WORK TO DO
Count the lines in the listing below that contain the string "JOINT", and give only the number.

Records from a data source:

:::

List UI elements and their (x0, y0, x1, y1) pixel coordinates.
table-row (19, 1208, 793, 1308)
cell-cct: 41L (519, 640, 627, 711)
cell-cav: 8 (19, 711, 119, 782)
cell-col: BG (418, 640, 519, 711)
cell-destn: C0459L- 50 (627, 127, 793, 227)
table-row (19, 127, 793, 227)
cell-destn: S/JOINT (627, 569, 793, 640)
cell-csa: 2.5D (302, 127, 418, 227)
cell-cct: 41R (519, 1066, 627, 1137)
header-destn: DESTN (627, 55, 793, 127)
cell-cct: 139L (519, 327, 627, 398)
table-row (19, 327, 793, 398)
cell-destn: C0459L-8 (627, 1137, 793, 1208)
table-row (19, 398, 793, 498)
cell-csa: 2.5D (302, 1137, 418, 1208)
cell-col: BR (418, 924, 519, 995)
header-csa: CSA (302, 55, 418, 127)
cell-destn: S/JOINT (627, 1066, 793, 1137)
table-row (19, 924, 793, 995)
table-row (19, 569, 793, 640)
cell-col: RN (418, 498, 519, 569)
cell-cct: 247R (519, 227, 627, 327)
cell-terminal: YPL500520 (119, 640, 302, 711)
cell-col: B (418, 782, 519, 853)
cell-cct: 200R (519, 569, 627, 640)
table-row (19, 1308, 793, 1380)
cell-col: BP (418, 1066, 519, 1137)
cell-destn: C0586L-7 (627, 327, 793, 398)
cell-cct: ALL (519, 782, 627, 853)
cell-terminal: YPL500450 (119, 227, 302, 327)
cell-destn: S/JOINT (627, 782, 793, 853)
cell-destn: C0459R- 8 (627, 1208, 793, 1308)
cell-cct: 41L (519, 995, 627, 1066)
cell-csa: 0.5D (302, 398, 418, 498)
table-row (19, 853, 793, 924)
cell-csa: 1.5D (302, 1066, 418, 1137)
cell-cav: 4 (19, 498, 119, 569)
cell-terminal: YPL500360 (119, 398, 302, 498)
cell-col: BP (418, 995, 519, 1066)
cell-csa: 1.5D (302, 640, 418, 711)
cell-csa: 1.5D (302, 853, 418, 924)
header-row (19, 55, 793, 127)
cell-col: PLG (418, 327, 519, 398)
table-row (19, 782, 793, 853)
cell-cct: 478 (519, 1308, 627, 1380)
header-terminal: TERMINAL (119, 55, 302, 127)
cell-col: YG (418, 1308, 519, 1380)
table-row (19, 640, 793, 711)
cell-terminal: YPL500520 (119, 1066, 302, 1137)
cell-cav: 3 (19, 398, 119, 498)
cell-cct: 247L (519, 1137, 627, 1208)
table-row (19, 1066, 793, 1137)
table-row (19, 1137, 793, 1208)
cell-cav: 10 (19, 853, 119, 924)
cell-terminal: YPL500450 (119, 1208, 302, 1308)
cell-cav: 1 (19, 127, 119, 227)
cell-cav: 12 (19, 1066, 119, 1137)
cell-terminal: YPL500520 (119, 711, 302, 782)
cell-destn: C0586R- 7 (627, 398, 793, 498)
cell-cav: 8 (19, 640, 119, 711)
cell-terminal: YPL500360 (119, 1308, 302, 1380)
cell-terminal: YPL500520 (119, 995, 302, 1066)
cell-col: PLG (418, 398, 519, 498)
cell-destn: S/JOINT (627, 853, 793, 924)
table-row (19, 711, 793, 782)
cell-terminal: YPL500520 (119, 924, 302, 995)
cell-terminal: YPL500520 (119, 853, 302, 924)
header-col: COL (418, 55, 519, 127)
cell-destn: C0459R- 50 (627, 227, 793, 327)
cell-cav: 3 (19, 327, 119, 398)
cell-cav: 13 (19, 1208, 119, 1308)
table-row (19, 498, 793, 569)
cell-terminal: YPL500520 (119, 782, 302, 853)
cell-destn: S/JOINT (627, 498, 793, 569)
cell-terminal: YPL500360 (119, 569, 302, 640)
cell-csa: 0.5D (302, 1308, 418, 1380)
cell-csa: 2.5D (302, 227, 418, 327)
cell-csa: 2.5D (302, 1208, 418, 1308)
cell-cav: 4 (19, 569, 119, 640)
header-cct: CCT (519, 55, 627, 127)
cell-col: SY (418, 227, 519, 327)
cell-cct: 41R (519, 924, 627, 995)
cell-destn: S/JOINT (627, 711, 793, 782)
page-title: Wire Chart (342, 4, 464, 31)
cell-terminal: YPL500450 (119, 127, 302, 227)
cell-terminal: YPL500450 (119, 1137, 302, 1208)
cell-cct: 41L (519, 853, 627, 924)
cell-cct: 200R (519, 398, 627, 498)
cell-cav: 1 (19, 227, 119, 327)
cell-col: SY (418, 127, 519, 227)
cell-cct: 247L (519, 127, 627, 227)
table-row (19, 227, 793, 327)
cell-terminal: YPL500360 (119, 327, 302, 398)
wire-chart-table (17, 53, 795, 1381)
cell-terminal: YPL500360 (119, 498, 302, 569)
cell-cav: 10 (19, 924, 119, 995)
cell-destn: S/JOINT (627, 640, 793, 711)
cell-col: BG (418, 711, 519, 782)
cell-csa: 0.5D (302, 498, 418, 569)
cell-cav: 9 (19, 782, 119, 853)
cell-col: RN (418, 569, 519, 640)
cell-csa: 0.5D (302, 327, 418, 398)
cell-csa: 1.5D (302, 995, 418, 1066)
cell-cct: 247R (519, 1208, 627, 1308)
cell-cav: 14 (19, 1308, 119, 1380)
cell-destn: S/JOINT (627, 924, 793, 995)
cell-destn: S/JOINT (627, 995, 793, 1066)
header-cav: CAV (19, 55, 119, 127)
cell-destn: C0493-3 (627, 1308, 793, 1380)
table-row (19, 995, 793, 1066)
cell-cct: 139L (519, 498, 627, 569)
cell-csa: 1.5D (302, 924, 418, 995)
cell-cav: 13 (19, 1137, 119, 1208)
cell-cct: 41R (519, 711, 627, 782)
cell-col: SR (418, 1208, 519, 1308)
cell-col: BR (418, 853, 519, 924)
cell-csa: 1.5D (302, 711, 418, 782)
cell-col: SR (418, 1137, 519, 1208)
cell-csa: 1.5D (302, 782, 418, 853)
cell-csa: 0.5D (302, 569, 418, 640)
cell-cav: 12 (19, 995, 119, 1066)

:::

TASK RESULT
9